_PROMPT_
Separate out the lines that hold "JSON".

_SUPPLIED ENTRIES_

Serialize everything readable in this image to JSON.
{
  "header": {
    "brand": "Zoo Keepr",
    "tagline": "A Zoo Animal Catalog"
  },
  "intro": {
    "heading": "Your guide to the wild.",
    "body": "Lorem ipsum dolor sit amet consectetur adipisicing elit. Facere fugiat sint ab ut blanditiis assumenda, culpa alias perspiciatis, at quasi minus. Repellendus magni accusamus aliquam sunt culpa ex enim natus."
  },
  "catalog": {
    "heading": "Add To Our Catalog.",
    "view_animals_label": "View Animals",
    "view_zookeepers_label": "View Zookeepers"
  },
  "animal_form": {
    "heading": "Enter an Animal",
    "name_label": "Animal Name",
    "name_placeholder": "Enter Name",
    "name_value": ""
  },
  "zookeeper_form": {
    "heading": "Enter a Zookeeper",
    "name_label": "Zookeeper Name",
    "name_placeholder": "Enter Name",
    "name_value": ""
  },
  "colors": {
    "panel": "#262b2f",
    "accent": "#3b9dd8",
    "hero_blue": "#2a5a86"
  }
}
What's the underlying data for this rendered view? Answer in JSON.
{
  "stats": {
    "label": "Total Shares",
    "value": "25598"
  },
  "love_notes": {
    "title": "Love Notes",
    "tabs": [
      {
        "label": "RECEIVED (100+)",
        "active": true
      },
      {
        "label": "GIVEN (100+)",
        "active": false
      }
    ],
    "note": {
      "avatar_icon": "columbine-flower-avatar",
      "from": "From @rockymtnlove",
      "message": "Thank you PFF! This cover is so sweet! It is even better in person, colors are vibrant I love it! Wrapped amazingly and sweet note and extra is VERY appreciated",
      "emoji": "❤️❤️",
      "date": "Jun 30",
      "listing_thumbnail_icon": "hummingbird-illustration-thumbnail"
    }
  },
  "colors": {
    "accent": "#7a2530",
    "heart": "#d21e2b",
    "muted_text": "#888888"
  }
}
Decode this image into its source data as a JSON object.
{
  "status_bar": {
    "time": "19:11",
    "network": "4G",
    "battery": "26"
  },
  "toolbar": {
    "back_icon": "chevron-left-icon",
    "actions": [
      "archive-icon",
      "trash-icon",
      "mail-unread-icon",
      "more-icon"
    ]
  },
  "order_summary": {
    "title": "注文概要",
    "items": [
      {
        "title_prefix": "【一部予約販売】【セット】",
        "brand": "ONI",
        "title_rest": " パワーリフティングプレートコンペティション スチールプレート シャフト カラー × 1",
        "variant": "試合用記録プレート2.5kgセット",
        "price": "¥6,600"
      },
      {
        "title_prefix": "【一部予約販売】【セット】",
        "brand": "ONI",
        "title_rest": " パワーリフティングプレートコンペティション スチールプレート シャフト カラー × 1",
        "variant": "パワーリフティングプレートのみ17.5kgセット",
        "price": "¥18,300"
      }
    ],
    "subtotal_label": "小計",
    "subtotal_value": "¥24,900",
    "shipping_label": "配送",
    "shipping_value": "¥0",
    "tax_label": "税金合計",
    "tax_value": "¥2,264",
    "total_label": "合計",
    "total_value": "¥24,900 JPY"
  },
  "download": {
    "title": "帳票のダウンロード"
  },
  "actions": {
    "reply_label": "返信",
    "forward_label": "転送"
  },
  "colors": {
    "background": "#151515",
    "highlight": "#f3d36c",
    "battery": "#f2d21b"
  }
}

_SOLUTION FOR THIS TASK_
Serialize everything readable in this image to JSON.
What's the underlying data for this rendered view? Answer in JSON.
Decode this image into its source data as a JSON object.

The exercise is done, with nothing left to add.